◆ **WORK TO COMPLETE**: Copy all of the entries below, swapping "Zeit [min]" for "Time [min]" and leaving everything else unchanged.

◆ **EXTRACTED DATA**:
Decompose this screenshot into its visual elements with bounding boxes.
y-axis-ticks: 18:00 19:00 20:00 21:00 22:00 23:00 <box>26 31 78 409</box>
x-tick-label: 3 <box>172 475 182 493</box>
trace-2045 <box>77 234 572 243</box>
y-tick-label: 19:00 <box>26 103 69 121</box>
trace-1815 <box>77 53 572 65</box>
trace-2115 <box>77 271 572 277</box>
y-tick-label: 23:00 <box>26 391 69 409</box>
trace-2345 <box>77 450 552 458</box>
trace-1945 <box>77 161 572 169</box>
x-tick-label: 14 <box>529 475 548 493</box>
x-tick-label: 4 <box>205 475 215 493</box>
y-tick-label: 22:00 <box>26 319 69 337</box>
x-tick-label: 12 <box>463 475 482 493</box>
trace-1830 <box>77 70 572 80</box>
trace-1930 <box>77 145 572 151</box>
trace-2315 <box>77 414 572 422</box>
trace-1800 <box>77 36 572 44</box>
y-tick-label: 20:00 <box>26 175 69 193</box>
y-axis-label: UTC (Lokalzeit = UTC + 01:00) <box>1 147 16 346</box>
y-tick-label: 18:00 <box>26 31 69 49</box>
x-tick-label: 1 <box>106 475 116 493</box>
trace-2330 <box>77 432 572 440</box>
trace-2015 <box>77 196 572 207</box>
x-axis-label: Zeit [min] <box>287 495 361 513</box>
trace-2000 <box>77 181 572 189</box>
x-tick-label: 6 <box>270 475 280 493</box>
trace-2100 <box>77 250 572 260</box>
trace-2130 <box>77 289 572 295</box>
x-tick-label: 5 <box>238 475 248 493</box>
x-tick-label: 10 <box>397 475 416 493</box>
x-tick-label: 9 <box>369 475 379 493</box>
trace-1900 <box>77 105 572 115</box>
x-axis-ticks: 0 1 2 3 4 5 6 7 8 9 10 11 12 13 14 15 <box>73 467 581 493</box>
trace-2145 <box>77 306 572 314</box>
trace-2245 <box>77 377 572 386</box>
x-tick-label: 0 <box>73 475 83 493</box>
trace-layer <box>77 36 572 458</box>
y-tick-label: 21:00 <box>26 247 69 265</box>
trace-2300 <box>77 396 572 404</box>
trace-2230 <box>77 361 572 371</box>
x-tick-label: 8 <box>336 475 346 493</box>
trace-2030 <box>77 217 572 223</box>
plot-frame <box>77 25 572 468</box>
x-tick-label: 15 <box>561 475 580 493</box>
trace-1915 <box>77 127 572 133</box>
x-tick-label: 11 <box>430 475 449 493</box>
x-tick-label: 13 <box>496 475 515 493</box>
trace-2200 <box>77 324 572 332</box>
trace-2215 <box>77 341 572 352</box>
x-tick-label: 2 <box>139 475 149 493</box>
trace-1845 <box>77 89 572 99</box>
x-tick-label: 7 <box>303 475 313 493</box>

◆ **RIGHT ANSWER**:
Decompose this screenshot into its visual elements with bounding boxes.
y-axis-ticks: 18:00 19:00 20:00 21:00 22:00 23:00 <box>26 31 78 409</box>
x-tick-label: 3 <box>172 475 182 493</box>
trace-2045 <box>77 234 572 243</box>
y-tick-label: 19:00 <box>26 103 69 121</box>
trace-1815 <box>77 53 572 65</box>
trace-2115 <box>77 271 572 277</box>
y-tick-label: 23:00 <box>26 391 69 409</box>
trace-2345 <box>77 450 552 458</box>
trace-1945 <box>77 161 572 169</box>
x-tick-label: 14 <box>529 475 548 493</box>
x-tick-label: 4 <box>205 475 215 493</box>
y-tick-label: 22:00 <box>26 319 69 337</box>
x-tick-label: 12 <box>463 475 482 493</box>
trace-1830 <box>77 70 572 80</box>
trace-1930 <box>77 145 572 151</box>
trace-2315 <box>77 414 572 422</box>
trace-1800 <box>77 36 572 44</box>
y-tick-label: 20:00 <box>26 175 69 193</box>
y-axis-label: UTC (Lokalzeit = UTC + 01:00) <box>1 147 16 346</box>
y-tick-label: 18:00 <box>26 31 69 49</box>
x-tick-label: 1 <box>106 475 116 493</box>
trace-2330 <box>77 432 572 440</box>
trace-2015 <box>77 196 572 207</box>
x-axis-label: Time [min] <box>287 495 361 513</box>
trace-2000 <box>77 181 572 189</box>
x-tick-label: 6 <box>270 475 280 493</box>
trace-2100 <box>77 250 572 260</box>
trace-2130 <box>77 289 572 295</box>
x-tick-label: 5 <box>238 475 248 493</box>
x-tick-label: 10 <box>397 475 416 493</box>
x-tick-label: 9 <box>369 475 379 493</box>
trace-1900 <box>77 105 572 115</box>
x-axis-ticks: 0 1 2 3 4 5 6 7 8 9 10 11 12 13 14 15 <box>73 467 581 493</box>
trace-2145 <box>77 306 572 314</box>
trace-2245 <box>77 377 572 386</box>
x-tick-label: 0 <box>73 475 83 493</box>
trace-layer <box>77 36 572 458</box>
y-tick-label: 21:00 <box>26 247 69 265</box>
trace-2300 <box>77 396 572 404</box>
trace-2230 <box>77 361 572 371</box>
x-tick-label: 8 <box>336 475 346 493</box>
trace-2030 <box>77 217 572 223</box>
plot-frame <box>77 25 572 468</box>
x-tick-label: 15 <box>561 475 580 493</box>
trace-1915 <box>77 127 572 133</box>
x-tick-label: 11 <box>430 475 449 493</box>
x-tick-label: 13 <box>496 475 515 493</box>
trace-2200 <box>77 324 572 332</box>
trace-2215 <box>77 341 572 352</box>
x-tick-label: 2 <box>139 475 149 493</box>
trace-1845 <box>77 89 572 99</box>
x-tick-label: 7 <box>303 475 313 493</box>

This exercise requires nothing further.